- **Task prompt**
Format the items from the line that contains "bar [449,243,454,245]" through the line that contains "bar [439,141,444,162]" as a Markdown table with the columns Row and Line, numbering each row and skipping blank lines.

Layout annotation records:
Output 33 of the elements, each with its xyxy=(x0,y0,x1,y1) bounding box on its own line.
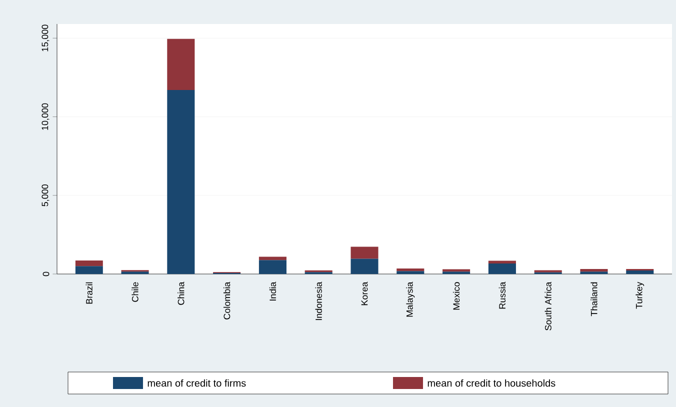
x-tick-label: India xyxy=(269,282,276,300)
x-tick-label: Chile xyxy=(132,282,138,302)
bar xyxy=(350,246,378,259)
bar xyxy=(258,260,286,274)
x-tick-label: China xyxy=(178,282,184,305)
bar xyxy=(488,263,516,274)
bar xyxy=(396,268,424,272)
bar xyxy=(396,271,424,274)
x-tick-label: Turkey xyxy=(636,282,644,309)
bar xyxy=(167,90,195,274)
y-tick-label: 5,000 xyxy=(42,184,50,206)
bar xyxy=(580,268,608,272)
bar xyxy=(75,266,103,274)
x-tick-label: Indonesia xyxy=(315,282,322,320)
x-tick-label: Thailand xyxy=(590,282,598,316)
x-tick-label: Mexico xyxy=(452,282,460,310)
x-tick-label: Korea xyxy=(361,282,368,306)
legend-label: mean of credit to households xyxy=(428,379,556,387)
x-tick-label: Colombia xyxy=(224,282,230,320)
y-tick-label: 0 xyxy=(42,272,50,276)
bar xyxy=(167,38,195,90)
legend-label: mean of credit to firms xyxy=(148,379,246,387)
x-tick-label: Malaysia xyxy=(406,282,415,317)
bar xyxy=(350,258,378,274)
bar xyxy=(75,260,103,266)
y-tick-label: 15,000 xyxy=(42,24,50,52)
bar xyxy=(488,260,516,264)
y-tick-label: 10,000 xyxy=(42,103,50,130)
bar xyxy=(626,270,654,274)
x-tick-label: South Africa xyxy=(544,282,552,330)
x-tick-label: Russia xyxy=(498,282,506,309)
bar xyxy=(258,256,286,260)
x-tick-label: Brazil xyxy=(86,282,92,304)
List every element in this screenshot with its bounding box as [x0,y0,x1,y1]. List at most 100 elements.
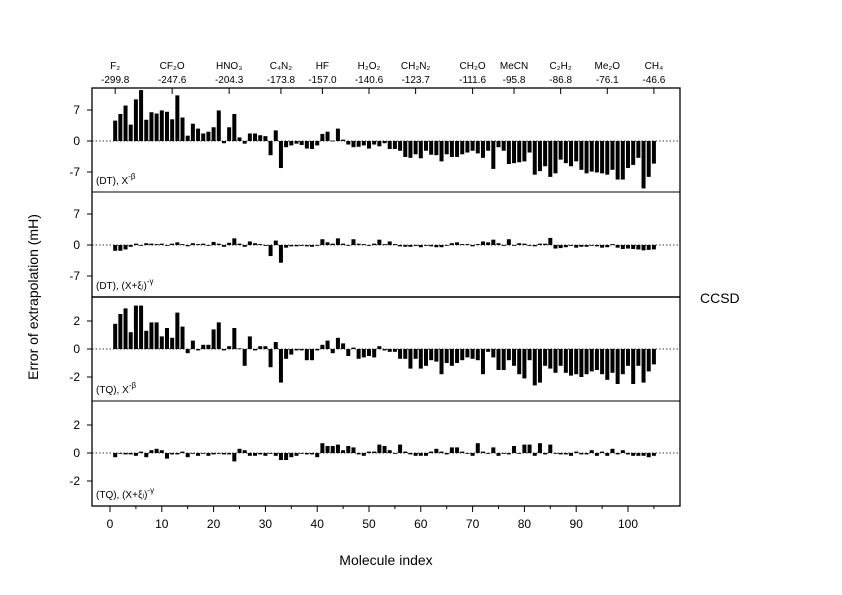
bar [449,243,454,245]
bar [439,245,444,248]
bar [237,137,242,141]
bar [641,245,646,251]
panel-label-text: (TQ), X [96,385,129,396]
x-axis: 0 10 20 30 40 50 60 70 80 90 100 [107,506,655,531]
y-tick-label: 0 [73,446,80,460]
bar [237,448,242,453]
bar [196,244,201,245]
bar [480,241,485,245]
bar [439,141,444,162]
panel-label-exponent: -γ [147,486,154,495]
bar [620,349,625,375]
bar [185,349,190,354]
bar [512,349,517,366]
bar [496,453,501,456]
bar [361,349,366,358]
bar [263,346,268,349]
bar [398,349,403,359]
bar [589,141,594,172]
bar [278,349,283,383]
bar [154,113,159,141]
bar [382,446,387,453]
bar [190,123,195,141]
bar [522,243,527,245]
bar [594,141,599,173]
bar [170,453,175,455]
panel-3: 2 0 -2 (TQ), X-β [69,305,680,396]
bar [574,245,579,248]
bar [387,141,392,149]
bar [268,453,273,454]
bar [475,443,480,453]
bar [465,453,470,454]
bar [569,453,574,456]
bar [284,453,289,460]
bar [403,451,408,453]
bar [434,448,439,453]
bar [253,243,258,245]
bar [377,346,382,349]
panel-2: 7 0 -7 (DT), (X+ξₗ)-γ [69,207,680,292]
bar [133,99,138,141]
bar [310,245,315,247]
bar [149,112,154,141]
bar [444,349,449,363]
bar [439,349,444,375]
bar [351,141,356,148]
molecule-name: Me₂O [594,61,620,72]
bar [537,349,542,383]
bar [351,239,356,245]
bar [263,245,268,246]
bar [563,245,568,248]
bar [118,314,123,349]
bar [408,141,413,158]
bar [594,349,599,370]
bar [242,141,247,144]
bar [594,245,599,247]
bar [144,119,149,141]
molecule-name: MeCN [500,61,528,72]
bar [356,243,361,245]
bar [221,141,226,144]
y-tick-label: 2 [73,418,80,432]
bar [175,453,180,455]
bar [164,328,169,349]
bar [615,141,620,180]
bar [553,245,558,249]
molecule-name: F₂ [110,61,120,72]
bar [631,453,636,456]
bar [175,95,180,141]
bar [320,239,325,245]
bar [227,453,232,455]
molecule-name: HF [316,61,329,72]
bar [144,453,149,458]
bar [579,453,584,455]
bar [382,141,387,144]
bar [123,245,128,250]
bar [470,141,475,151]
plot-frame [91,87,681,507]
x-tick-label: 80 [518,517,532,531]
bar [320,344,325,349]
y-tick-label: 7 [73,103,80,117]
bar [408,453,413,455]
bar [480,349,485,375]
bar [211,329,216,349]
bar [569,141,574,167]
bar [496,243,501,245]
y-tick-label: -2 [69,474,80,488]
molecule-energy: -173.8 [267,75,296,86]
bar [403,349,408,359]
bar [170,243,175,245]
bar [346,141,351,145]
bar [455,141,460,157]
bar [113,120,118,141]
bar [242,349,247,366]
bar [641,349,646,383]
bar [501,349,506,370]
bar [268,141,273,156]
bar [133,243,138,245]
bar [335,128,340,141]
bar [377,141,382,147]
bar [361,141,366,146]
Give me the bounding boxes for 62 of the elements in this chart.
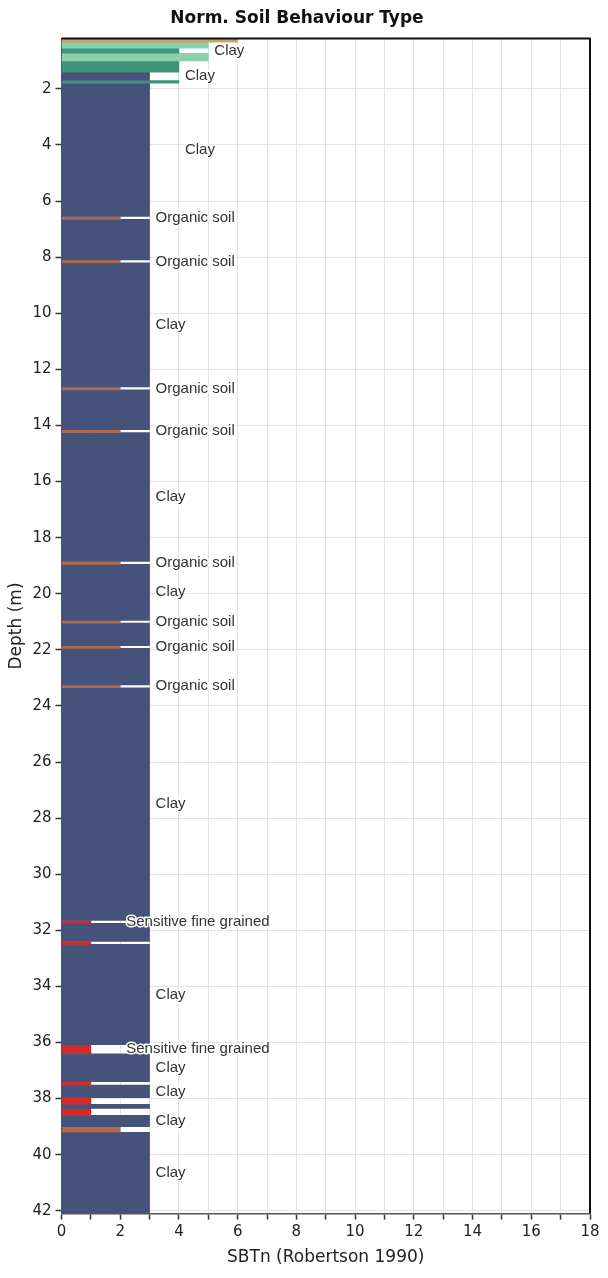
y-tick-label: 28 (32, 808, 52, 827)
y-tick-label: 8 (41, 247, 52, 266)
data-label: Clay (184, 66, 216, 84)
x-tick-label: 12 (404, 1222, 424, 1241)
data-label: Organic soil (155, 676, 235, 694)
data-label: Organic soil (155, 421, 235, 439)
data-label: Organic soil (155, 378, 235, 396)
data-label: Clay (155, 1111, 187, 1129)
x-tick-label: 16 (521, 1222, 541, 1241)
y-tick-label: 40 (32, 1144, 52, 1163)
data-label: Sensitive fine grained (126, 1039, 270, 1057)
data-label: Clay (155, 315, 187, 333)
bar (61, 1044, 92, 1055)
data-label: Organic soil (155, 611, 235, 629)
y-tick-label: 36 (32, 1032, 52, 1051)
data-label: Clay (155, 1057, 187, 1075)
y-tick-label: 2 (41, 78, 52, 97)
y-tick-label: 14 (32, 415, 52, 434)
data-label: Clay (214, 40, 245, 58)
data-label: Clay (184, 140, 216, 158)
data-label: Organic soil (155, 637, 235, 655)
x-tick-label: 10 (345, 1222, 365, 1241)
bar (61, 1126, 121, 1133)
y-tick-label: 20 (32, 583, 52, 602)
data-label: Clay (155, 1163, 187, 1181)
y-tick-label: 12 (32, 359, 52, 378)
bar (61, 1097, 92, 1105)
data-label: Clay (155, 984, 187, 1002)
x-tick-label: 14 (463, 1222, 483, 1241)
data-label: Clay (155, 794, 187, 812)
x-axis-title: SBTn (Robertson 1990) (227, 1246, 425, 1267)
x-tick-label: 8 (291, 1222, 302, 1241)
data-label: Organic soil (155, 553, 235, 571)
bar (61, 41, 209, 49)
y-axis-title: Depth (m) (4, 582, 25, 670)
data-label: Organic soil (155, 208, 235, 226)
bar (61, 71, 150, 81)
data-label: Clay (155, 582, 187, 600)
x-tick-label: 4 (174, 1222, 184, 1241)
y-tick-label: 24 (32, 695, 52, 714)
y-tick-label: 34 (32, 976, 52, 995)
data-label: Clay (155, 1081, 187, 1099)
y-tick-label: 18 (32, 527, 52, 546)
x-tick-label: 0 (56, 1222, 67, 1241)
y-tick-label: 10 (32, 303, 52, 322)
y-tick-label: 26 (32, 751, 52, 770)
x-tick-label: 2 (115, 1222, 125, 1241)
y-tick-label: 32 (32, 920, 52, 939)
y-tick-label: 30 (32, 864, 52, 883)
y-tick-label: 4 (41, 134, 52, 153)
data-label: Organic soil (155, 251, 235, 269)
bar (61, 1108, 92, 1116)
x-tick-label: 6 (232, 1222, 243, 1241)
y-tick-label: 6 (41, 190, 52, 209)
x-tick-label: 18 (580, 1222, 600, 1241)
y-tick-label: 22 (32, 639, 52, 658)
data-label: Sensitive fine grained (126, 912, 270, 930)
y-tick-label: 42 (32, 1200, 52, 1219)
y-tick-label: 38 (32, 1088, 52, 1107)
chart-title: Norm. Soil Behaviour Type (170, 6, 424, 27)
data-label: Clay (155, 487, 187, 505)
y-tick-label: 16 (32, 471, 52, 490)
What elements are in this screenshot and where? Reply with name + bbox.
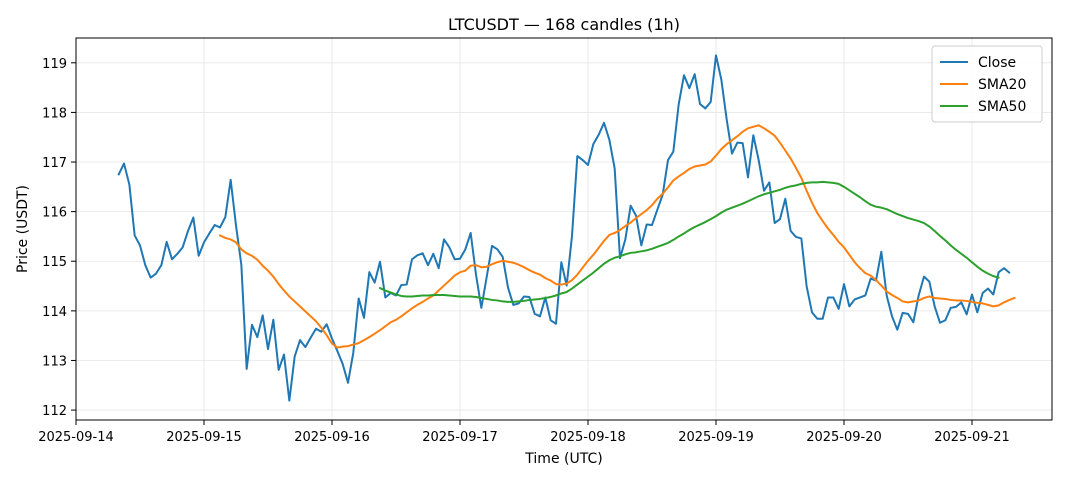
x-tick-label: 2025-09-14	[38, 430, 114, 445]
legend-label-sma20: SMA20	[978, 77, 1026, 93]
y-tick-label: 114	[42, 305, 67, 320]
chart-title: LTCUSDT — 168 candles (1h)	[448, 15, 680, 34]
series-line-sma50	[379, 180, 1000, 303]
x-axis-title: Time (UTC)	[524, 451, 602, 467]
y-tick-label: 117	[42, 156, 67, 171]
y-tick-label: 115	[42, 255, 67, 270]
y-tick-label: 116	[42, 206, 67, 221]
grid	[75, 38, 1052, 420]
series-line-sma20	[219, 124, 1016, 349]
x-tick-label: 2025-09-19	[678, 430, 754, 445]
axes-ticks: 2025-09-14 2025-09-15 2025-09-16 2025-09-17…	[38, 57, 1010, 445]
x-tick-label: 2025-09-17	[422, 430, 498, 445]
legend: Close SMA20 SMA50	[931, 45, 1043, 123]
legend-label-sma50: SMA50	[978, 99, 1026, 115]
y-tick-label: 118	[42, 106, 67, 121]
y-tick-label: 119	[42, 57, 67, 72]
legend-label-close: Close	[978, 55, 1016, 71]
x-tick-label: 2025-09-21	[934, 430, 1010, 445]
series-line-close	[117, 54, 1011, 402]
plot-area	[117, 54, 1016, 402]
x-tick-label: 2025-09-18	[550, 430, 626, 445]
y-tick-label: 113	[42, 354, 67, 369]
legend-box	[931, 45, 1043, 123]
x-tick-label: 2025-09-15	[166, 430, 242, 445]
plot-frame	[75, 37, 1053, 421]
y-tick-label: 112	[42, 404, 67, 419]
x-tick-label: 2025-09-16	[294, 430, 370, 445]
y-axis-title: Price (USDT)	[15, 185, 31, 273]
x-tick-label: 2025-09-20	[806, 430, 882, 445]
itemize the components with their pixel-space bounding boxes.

- **Task solution**
| Row | Line |
|---|---|
| 1 | bar [449,243,454,245] |
| 2 | bar [439,245,444,248] |
| 3 | bar [237,137,242,141] |
| 4 | bar [641,245,646,251] |
| 5 | panel-label-text: (TQ), X [96,385,129,396] |
| 6 | x-axis: 0 10 20 30 40 50 60 70 80 90 100 [107,506,655,531] |
| 7 | y-tick-label: 0 [73,446,80,460] |
| 8 | bar [237,448,242,453] |
| 9 | bar [196,244,201,245] |
| 10 | bar [480,241,485,245] |
| 11 | bar [439,141,444,162] |